# Task statement:
Print the whole listing exactly.

# Given records:
____________________
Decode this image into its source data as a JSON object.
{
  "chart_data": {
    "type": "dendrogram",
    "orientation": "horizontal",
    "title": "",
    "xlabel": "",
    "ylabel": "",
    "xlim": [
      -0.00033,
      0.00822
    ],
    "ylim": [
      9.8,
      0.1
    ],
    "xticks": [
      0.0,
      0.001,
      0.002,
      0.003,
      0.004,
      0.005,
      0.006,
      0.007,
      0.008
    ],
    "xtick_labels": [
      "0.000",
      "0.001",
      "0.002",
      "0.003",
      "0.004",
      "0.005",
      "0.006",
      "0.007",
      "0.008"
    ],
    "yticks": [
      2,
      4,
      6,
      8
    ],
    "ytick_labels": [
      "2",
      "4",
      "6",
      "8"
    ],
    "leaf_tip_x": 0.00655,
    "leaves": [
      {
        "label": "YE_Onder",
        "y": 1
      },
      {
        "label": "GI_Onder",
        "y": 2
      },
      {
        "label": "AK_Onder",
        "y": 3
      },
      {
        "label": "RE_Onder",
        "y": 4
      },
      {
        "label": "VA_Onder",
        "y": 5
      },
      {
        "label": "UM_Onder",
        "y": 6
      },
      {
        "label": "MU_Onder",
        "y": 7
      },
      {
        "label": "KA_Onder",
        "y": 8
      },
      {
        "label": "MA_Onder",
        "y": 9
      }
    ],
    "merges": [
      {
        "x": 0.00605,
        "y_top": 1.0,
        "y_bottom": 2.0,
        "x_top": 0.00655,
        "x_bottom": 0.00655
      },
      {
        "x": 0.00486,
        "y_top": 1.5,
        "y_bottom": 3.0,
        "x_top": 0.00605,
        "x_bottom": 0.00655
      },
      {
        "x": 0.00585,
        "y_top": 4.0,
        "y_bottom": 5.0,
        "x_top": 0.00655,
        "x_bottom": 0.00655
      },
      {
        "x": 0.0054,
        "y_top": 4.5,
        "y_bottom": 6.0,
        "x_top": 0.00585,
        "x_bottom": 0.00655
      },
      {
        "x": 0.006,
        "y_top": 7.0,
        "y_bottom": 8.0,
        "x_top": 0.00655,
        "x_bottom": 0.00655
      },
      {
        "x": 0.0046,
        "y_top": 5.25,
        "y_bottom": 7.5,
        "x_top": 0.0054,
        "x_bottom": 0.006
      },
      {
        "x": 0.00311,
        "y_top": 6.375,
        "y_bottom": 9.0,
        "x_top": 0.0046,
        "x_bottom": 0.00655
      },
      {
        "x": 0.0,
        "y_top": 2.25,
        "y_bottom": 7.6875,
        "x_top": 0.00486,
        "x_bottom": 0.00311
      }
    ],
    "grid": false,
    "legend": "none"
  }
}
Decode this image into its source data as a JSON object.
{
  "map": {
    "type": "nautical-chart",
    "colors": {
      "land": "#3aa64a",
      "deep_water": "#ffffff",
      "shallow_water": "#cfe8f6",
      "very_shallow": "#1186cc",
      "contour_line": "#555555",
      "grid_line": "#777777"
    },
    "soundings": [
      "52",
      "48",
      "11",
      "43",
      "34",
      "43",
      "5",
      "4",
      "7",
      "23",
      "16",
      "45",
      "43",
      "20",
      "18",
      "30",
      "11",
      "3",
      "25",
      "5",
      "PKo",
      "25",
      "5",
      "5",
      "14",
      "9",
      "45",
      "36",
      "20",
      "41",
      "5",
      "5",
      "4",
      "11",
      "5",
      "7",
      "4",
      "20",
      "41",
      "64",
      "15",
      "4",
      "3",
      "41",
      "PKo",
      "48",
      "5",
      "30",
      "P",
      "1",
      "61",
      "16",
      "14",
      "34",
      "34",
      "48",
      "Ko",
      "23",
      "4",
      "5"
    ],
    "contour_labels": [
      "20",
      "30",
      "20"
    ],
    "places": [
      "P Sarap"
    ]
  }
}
____________________
# Reply:
Decode this image into its source data as a JSON object.
{
  "chart_data": {
    "type": "dendrogram",
    "orientation": "horizontal",
    "title": "",
    "xlabel": "",
    "ylabel": "",
    "xlim": [
      -0.00033,
      0.00822
    ],
    "ylim": [
      9.8,
      0.1
    ],
    "xticks": [
      0.0,
      0.001,
      0.002,
      0.003,
      0.004,
      0.005,
      0.006,
      0.007,
      0.008
    ],
    "xtick_labels": [
      "0.000",
      "0.001",
      "0.002",
      "0.003",
      "0.004",
      "0.005",
      "0.006",
      "0.007",
      "0.008"
    ],
    "yticks": [
      2,
      4,
      6,
      8
    ],
    "ytick_labels": [
      "2",
      "4",
      "6",
      "8"
    ],
    "leaf_tip_x": 0.00655,
    "leaves": [
      {
        "label": "YE_Onder",
        "y": 1
      },
      {
        "label": "GI_Onder",
        "y": 2
      },
      {
        "label": "AK_Onder",
        "y": 3
      },
      {
        "label": "RE_Onder",
        "y": 4
      },
      {
        "label": "VA_Onder",
        "y": 5
      },
      {
        "label": "UM_Onder",
        "y": 6
      },
      {
        "label": "MU_Onder",
        "y": 7
      },
      {
        "label": "KA_Onder",
        "y": 8
      },
      {
        "label": "MA_Onder",
        "y": 9
      }
    ],
    "merges": [
      {
        "x": 0.00605,
        "y_top": 1.0,
        "y_bottom": 2.0,
        "x_top": 0.00655,
        "x_bottom": 0.00655
      },
      {
        "x": 0.00486,
        "y_top": 1.5,
        "y_bottom": 3.0,
        "x_top": 0.00605,
        "x_bottom": 0.00655
      },
      {
        "x": 0.00585,
        "y_top": 4.0,
        "y_bottom": 5.0,
        "x_top": 0.00655,
        "x_bottom": 0.00655
      },
      {
        "x": 0.0054,
        "y_top": 4.5,
        "y_bottom": 6.0,
        "x_top": 0.00585,
        "x_bottom": 0.00655
      },
      {
        "x": 0.006,
        "y_top": 7.0,
        "y_bottom": 8.0,
        "x_top": 0.00655,
        "x_bottom": 0.00655
      },
      {
        "x": 0.0046,
        "y_top": 5.25,
        "y_bottom": 7.5,
        "x_top": 0.0054,
        "x_bottom": 0.006
      },
      {
        "x": 0.00311,
        "y_top": 6.375,
        "y_bottom": 9.0,
        "x_top": 0.0046,
        "x_bottom": 0.00655
      },
      {
        "x": 0.0,
        "y_top": 2.25,
        "y_bottom": 7.6875,
        "x_top": 0.00486,
        "x_bottom": 0.00311
      }
    ],
    "grid": false,
    "legend": "none"
  }
}
Decode this image into its source data as a JSON object.
{
  "map": {
    "type": "nautical-chart",
    "colors": {
      "land": "#3aa64a",
      "deep_water": "#ffffff",
      "shallow_water": "#cfe8f6",
      "very_shallow": "#1186cc",
      "contour_line": "#555555",
      "grid_line": "#777777"
    },
    "soundings": [
      "52",
      "48",
      "11",
      "43",
      "34",
      "43",
      "5",
      "4",
      "7",
      "23",
      "16",
      "45",
      "43",
      "20",
      "18",
      "30",
      "11",
      "3",
      "25",
      "5",
      "PKo",
      "25",
      "5",
      "5",
      "14",
      "9",
      "45",
      "36",
      "20",
      "41",
      "5",
      "5",
      "4",
      "11",
      "5",
      "7",
      "4",
      "20",
      "41",
      "64",
      "15",
      "4",
      "3",
      "41",
      "PKo",
      "48",
      "5",
      "30",
      "P",
      "1",
      "61",
      "16",
      "14",
      "34",
      "34",
      "48",
      "Ko",
      "23",
      "4",
      "5"
    ],
    "contour_labels": [
      "20",
      "30",
      "20"
    ],
    "places": [
      "P Sarap"
    ]
  }
}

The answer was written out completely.